* [Exercise requirements]: Take the listing and print it in full, exactly as given.

(Figure record listings)
:::::
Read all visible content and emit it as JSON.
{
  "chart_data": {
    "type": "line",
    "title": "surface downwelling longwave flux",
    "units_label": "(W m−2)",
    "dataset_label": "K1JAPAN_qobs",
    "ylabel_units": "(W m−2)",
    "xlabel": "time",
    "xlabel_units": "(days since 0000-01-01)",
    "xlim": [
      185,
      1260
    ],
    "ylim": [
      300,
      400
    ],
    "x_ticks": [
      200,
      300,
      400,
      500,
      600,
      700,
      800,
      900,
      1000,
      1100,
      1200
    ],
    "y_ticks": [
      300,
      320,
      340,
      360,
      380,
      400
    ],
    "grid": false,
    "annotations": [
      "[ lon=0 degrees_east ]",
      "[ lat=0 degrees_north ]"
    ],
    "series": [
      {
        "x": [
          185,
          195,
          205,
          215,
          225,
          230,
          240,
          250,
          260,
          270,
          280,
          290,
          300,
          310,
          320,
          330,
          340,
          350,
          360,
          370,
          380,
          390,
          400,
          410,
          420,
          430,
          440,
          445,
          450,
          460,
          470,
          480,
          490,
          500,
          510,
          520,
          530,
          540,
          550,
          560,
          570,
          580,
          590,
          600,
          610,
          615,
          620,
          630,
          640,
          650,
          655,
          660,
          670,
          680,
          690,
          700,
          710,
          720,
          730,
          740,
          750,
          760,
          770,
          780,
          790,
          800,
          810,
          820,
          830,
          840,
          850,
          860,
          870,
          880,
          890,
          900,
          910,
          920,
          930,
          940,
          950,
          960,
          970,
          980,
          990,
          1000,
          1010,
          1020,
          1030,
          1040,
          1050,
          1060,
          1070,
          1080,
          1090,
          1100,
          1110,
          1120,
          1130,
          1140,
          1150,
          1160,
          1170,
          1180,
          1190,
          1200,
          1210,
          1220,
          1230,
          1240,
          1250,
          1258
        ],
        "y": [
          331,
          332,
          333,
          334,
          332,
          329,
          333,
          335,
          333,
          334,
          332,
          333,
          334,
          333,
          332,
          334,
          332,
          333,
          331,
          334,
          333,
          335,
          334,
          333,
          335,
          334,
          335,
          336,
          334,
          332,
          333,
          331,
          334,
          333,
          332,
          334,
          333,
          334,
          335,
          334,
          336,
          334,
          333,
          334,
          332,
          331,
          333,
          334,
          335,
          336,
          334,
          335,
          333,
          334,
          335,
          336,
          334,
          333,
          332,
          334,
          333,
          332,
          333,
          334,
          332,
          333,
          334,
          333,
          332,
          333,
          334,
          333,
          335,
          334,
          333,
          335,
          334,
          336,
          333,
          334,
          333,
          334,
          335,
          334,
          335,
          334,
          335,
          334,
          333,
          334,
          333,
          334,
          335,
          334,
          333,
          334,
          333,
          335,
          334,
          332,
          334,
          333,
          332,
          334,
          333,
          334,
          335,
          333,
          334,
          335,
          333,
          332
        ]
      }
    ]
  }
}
:::::
* [The solution]:
Read all visible content and emit it as JSON.
{
  "chart_data": {
    "type": "line",
    "title": "surface downwelling longwave flux",
    "units_label": "(W m−2)",
    "dataset_label": "K1JAPAN_qobs",
    "ylabel_units": "(W m−2)",
    "xlabel": "time",
    "xlabel_units": "(days since 0000-01-01)",
    "xlim": [
      185,
      1260
    ],
    "ylim": [
      300,
      400
    ],
    "x_ticks": [
      200,
      300,
      400,
      500,
      600,
      700,
      800,
      900,
      1000,
      1100,
      1200
    ],
    "y_ticks": [
      300,
      320,
      340,
      360,
      380,
      400
    ],
    "grid": false,
    "annotations": [
      "[ lon=0 degrees_east ]",
      "[ lat=0 degrees_north ]"
    ],
    "series": [
      {
        "x": [
          185,
          195,
          205,
          215,
          225,
          230,
          240,
          250,
          260,
          270,
          280,
          290,
          300,
          310,
          320,
          330,
          340,
          350,
          360,
          370,
          380,
          390,
          400,
          410,
          420,
          430,
          440,
          445,
          450,
          460,
          470,
          480,
          490,
          500,
          510,
          520,
          530,
          540,
          550,
          560,
          570,
          580,
          590,
          600,
          610,
          615,
          620,
          630,
          640,
          650,
          655,
          660,
          670,
          680,
          690,
          700,
          710,
          720,
          730,
          740,
          750,
          760,
          770,
          780,
          790,
          800,
          810,
          820,
          830,
          840,
          850,
          860,
          870,
          880,
          890,
          900,
          910,
          920,
          930,
          940,
          950,
          960,
          970,
          980,
          990,
          1000,
          1010,
          1020,
          1030,
          1040,
          1050,
          1060,
          1070,
          1080,
          1090,
          1100,
          1110,
          1120,
          1130,
          1140,
          1150,
          1160,
          1170,
          1180,
          1190,
          1200,
          1210,
          1220,
          1230,
          1240,
          1250,
          1258
        ],
        "y": [
          331,
          332,
          333,
          334,
          332,
          329,
          333,
          335,
          333,
          334,
          332,
          333,
          334,
          333,
          332,
          334,
          332,
          333,
          331,
          334,
          333,
          335,
          334,
          333,
          335,
          334,
          335,
          336,
          334,
          332,
          333,
          331,
          334,
          333,
          332,
          334,
          333,
          334,
          335,
          334,
          336,
          334,
          333,
          334,
          332,
          331,
          333,
          334,
          335,
          336,
          334,
          335,
          333,
          334,
          335,
          336,
          334,
          333,
          332,
          334,
          333,
          332,
          333,
          334,
          332,
          333,
          334,
          333,
          332,
          333,
          334,
          333,
          335,
          334,
          333,
          335,
          334,
          336,
          333,
          334,
          333,
          334,
          335,
          334,
          335,
          334,
          335,
          334,
          333,
          334,
          333,
          334,
          335,
          334,
          333,
          334,
          333,
          335,
          334,
          332,
          334,
          333,
          332,
          334,
          333,
          334,
          335,
          333,
          334,
          335,
          333,
          332
        ]
      }
    ]
  }
}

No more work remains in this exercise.